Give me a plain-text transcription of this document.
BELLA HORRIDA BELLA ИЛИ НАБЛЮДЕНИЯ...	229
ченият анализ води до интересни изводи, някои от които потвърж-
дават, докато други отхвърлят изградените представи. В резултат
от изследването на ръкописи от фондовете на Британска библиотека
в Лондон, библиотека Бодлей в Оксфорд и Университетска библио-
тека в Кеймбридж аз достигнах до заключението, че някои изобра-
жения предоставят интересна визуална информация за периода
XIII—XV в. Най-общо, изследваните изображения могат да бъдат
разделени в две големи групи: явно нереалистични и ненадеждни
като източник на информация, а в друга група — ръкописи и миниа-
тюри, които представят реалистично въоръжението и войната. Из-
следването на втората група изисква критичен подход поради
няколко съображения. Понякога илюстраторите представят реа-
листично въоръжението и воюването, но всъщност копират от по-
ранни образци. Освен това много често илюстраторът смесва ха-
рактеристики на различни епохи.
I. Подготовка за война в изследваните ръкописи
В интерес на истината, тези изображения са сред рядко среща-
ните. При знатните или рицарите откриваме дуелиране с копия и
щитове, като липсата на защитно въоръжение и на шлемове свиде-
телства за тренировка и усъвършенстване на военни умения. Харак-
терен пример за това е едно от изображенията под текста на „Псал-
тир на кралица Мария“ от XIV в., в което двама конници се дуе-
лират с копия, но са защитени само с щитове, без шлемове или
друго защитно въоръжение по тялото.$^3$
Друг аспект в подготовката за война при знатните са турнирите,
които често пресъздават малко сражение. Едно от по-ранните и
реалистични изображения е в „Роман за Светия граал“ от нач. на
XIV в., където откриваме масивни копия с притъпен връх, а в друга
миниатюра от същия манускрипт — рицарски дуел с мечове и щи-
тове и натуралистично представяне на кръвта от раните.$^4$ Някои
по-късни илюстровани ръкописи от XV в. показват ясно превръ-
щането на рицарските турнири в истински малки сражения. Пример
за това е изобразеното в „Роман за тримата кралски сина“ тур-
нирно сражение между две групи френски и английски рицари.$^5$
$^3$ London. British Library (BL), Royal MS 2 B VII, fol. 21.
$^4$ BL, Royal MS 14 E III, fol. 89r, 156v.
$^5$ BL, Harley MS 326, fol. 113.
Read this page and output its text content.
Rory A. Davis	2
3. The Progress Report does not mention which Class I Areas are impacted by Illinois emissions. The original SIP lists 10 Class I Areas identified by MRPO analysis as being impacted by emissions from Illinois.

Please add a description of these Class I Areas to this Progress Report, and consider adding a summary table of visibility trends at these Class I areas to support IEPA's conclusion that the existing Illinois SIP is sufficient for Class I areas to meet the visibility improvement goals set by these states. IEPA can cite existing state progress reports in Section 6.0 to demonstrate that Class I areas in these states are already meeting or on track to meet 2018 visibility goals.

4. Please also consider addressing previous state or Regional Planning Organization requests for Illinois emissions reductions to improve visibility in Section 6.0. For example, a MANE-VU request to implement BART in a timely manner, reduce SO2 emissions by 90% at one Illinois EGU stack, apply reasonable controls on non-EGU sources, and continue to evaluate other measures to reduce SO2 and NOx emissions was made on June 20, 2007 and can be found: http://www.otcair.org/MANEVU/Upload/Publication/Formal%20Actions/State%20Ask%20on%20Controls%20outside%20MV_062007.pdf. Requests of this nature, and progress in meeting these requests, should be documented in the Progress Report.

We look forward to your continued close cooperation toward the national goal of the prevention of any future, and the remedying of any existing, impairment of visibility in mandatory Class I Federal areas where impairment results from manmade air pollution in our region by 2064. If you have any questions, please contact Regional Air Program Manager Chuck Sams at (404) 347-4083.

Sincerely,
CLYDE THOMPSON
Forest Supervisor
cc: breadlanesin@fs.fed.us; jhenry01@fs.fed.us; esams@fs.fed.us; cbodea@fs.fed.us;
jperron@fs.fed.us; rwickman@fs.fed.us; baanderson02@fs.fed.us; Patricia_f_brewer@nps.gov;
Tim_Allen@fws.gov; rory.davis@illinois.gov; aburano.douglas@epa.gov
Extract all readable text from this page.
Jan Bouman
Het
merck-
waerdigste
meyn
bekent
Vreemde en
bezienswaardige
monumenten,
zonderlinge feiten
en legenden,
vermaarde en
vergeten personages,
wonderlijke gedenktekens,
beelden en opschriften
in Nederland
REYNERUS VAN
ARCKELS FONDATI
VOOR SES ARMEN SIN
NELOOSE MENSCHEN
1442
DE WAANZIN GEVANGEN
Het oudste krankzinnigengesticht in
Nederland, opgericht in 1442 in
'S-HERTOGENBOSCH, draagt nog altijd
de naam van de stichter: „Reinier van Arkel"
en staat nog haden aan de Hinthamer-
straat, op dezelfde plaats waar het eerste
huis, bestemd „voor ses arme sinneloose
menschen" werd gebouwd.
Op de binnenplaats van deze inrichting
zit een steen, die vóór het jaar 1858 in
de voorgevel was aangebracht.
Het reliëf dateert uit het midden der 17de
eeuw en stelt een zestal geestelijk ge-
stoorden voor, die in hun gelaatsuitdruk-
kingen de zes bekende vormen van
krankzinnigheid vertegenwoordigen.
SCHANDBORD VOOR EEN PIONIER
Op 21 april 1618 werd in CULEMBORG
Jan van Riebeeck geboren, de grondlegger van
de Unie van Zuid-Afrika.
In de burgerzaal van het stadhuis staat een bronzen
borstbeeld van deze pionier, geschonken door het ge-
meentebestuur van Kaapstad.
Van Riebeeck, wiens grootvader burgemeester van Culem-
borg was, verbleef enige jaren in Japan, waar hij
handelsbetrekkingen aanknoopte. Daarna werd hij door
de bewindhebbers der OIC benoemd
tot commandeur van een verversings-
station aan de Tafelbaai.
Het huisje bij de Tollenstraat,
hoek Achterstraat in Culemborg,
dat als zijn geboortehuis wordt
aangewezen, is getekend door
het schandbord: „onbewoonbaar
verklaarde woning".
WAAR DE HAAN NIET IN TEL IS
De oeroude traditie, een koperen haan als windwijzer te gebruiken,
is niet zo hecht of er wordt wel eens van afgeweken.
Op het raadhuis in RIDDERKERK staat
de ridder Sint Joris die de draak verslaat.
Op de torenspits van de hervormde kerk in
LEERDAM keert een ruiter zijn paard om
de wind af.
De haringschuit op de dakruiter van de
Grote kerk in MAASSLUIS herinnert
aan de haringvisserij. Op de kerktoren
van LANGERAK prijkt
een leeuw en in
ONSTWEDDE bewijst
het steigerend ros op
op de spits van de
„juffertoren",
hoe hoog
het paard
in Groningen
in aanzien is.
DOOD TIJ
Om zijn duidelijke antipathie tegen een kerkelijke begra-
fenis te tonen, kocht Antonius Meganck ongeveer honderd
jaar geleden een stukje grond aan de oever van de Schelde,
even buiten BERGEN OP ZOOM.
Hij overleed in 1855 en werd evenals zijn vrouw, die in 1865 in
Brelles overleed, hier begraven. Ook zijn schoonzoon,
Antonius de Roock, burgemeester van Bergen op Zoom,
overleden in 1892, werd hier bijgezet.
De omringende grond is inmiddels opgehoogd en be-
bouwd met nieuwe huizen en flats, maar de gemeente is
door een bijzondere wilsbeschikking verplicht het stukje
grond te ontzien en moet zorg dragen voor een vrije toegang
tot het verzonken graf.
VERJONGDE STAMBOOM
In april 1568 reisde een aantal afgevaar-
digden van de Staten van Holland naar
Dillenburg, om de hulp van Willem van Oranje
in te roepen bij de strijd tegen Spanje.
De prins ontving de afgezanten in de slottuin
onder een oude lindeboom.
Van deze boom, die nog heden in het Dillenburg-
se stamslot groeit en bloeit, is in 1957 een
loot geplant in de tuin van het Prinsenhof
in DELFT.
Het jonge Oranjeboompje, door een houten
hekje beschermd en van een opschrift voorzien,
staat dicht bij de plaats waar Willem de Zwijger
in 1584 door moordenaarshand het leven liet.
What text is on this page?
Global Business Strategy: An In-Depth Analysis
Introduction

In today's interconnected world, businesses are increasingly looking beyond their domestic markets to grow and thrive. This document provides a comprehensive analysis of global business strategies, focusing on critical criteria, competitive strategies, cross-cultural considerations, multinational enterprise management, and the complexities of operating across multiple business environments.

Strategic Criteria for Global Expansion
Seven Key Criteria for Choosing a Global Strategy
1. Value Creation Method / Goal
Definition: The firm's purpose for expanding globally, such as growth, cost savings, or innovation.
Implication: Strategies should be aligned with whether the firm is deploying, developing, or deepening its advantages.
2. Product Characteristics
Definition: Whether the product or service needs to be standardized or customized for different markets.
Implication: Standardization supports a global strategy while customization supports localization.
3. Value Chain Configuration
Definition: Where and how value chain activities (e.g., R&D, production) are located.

• What to do:
Which lines include the word "markets"? Copy every one of them.

• Expected answer:
In today's interconnected world, businesses are increasingly looking beyond their domestic markets to grow and thrive. This document provides a comprehensive analysis of global business strategies, focusing on critical criteria, competitive strategies, cross-cultural considerations, multinational enterprise management, and the complexities of operating across multiple business environments.
Definition: Whether the product or service needs to be standardized or customized for different markets.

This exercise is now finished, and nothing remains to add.